→ **INSTRUCTIONS**
A) In the comment thread, list the qualities that come after the sentence beginning "If I were looking for a man" and end with "yes, yes, yes."
B) Please transcribe the comment thread word for word, from "Western society today" to "use are loose.".

** Opening EXCERPT TO READ block **

The first one (about the wrestling) was sad but certainly made sense (I personally wouldn’t watch it if you paid me, so I didn’t realize how much worse it has gotten since my childhood). Children don’t understand that it’s make-believe, and even so, they shouldn’t be watching such trash.
The second one was just plain BS. I am proud to be a feminist, and I don’t see a well-mannered gentleman as an “emascualted wimp.” If I were looking for a man, I would want one that is my equal. Compassionate? An absolute must. Intelligent? Yes, please. Kind to animals, polite to strangers, patient with children…yes, yes, yes.
If those are the qualities of an emascualted wimp, then every human being on Earth should aspire to be one.
The first one is a bit old, but yeah, pro wrestling always bothered me. I think it’s lost a lot of popularity since the time period that that video was made though. Either that or I just moved away from everyone I know that likes it.
The second I thought was satire until it got to the end. Between the sword, the haircut, the blaming feminists and homosexuals for trying to destroy strong men, etc I was sure he was Colbert-ing it. That one was pretty much garbage and I agree with the poster above me.
I always enjoyed pro wrestling. I haven’t watched it in years, though. It was like a soap opera for men. hahaha
Men are naturally more agressive and more assertive. They act differently than women. And a woman who claims she wants a nice guy is most likely lying. There is a difference between a good guy and a nice guy, and no woman wants a nice guy. They don’t want an emasculated guy who has no strength. They don’t want some passive weakling.
um, no, there is a difference between nice and emasculated. I think many women do want a nice guy; there’s a difference between physical and emotional strength, and most ladies i know prefer the second. i couldn’t care less if a guy is not physically strong, and i think many ladies who are more assertive would prefer a guy who is not to balance it out.
Who said I reduced it to physical strength? Either way, women want a strong man, not a weak one. Emotional strength is still strength.
Maybe 1 out of 100 women would like a nonassertive man.
You are right that there is a difference between nice and emasculated, but there is a tendency for them to be together in the same person.
Western society today hates masculinity. It’s sad that it’s spreading to here in the Far East.
In reality, strength is a loose term. I wouldn’t try and make a tighter definition. Tis futile.
So does the word have any meaning then? It could be argued that many words we use are loose.
Actually, Jala, all new WWE programming on television has been rated no “harder” than TV-PG since 2008.

** Closing EXCERPT TO READ block **
** Opening RECORDS block **

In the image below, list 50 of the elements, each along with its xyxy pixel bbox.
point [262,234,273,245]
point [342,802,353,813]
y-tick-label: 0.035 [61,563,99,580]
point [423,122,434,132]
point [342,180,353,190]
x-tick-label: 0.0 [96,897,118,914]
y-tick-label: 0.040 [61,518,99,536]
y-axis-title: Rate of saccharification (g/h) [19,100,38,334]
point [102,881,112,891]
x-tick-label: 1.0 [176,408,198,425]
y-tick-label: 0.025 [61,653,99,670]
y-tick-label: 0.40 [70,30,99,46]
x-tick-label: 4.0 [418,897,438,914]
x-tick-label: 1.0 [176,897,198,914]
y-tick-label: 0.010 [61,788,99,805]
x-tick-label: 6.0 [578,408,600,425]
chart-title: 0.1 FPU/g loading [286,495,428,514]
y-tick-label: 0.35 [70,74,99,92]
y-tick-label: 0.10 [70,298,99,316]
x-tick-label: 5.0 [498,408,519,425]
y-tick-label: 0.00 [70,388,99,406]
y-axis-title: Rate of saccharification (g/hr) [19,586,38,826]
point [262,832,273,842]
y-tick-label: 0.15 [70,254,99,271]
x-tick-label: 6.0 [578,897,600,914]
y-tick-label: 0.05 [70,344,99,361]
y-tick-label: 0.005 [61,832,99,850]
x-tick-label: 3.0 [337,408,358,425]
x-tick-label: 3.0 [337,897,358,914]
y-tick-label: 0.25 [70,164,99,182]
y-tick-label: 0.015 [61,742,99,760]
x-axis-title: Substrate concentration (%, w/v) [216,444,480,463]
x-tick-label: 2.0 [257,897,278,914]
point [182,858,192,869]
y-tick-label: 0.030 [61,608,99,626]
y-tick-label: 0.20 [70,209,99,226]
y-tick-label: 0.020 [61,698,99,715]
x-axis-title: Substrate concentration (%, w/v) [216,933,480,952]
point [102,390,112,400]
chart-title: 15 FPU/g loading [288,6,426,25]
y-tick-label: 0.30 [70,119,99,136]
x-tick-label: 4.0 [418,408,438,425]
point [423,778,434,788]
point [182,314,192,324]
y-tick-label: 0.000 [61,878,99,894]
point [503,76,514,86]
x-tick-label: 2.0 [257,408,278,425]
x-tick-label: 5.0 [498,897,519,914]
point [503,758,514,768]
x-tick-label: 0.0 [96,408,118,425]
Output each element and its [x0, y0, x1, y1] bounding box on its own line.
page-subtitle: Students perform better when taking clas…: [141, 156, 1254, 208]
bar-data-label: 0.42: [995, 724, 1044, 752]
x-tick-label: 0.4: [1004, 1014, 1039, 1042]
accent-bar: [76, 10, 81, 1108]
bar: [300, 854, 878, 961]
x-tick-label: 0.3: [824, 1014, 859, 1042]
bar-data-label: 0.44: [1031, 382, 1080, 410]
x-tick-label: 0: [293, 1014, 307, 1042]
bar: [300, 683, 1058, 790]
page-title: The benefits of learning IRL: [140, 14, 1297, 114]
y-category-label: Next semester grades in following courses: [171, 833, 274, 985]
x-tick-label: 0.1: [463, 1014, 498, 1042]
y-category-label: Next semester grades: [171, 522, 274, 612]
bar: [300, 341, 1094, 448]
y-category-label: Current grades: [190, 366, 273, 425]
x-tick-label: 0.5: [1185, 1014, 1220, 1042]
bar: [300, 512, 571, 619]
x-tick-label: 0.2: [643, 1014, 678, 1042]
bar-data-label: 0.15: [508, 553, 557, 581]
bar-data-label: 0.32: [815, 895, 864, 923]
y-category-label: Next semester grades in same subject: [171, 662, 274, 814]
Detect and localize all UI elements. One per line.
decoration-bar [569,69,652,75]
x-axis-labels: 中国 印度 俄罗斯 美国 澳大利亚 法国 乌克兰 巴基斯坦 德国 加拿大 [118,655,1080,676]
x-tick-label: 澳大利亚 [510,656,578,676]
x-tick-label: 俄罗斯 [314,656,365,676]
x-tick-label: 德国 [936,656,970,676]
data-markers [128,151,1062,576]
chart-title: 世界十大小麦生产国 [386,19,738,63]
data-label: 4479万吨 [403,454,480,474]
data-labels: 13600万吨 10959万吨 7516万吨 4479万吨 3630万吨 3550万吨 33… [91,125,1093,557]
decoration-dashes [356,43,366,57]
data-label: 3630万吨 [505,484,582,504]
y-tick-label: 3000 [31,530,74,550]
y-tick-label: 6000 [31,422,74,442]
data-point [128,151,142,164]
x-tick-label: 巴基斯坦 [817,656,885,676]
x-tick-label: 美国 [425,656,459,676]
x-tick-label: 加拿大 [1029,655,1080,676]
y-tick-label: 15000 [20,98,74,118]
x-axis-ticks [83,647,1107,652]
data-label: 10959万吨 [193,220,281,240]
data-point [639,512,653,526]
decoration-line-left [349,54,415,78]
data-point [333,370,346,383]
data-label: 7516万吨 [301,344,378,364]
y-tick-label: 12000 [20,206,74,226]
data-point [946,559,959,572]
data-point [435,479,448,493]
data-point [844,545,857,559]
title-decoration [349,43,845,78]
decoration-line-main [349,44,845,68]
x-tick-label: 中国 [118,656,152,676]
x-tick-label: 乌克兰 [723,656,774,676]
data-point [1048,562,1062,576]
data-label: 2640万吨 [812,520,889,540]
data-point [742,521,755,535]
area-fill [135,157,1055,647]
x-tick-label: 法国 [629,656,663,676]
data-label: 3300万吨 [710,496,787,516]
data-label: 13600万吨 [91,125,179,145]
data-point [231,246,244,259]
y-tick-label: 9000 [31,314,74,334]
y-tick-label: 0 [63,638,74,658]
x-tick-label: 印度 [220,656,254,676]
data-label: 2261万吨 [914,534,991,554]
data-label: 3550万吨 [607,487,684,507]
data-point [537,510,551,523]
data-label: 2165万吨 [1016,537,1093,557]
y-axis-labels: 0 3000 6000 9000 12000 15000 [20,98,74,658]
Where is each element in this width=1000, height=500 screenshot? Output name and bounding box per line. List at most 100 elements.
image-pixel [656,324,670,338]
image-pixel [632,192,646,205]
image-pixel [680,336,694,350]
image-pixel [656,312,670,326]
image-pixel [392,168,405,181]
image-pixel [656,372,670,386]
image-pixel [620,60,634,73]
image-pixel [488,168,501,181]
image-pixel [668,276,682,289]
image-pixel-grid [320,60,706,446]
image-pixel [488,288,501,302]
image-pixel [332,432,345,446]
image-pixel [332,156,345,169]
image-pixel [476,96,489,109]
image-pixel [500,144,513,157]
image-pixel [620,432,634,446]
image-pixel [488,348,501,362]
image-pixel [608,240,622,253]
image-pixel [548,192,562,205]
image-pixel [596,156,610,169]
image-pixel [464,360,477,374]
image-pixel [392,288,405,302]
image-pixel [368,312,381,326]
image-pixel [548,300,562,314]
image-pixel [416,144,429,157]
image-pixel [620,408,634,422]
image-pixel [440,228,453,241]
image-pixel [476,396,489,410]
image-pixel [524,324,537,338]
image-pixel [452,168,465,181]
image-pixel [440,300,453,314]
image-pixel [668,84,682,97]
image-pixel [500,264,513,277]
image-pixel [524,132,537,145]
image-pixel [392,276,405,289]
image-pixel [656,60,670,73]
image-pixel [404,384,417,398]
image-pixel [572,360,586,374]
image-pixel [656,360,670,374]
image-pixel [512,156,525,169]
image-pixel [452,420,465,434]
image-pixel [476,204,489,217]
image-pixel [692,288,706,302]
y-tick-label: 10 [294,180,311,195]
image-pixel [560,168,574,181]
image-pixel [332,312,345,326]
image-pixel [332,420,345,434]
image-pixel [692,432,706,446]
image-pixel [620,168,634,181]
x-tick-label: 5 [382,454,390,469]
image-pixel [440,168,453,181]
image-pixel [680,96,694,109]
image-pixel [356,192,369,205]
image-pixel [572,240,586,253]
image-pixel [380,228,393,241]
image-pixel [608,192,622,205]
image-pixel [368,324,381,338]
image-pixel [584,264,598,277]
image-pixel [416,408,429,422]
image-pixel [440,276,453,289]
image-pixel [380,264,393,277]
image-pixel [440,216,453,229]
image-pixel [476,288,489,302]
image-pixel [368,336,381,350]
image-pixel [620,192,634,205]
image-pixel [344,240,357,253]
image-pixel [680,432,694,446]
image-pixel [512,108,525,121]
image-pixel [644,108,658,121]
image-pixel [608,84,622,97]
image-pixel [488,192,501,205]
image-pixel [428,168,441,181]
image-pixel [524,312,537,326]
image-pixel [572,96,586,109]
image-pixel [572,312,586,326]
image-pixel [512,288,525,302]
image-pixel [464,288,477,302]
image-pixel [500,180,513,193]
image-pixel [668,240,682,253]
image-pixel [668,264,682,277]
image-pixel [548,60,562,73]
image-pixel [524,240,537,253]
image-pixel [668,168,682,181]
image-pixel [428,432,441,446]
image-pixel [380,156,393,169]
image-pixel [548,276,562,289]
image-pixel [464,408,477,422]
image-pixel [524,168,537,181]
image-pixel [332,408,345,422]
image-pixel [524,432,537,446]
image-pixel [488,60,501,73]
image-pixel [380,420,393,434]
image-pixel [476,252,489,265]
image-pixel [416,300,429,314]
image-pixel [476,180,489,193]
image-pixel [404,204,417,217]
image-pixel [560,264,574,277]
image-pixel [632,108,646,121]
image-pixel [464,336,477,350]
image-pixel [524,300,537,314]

** Closing RECORDS block **

→ **ANSWERS TO THE TASKS**
A)
Compassionate
Intelligent
Kind to animals
Polite to strangers
Patient with children

B)
Western society today hates masculinity. It’s sad that it’s spreading to here in the Far East.
In reality, strength is a loose term. I wouldn’t try and make a tighter definition. Tis futile.
So does the word have any meaning then? It could be argued that many words we use are loose.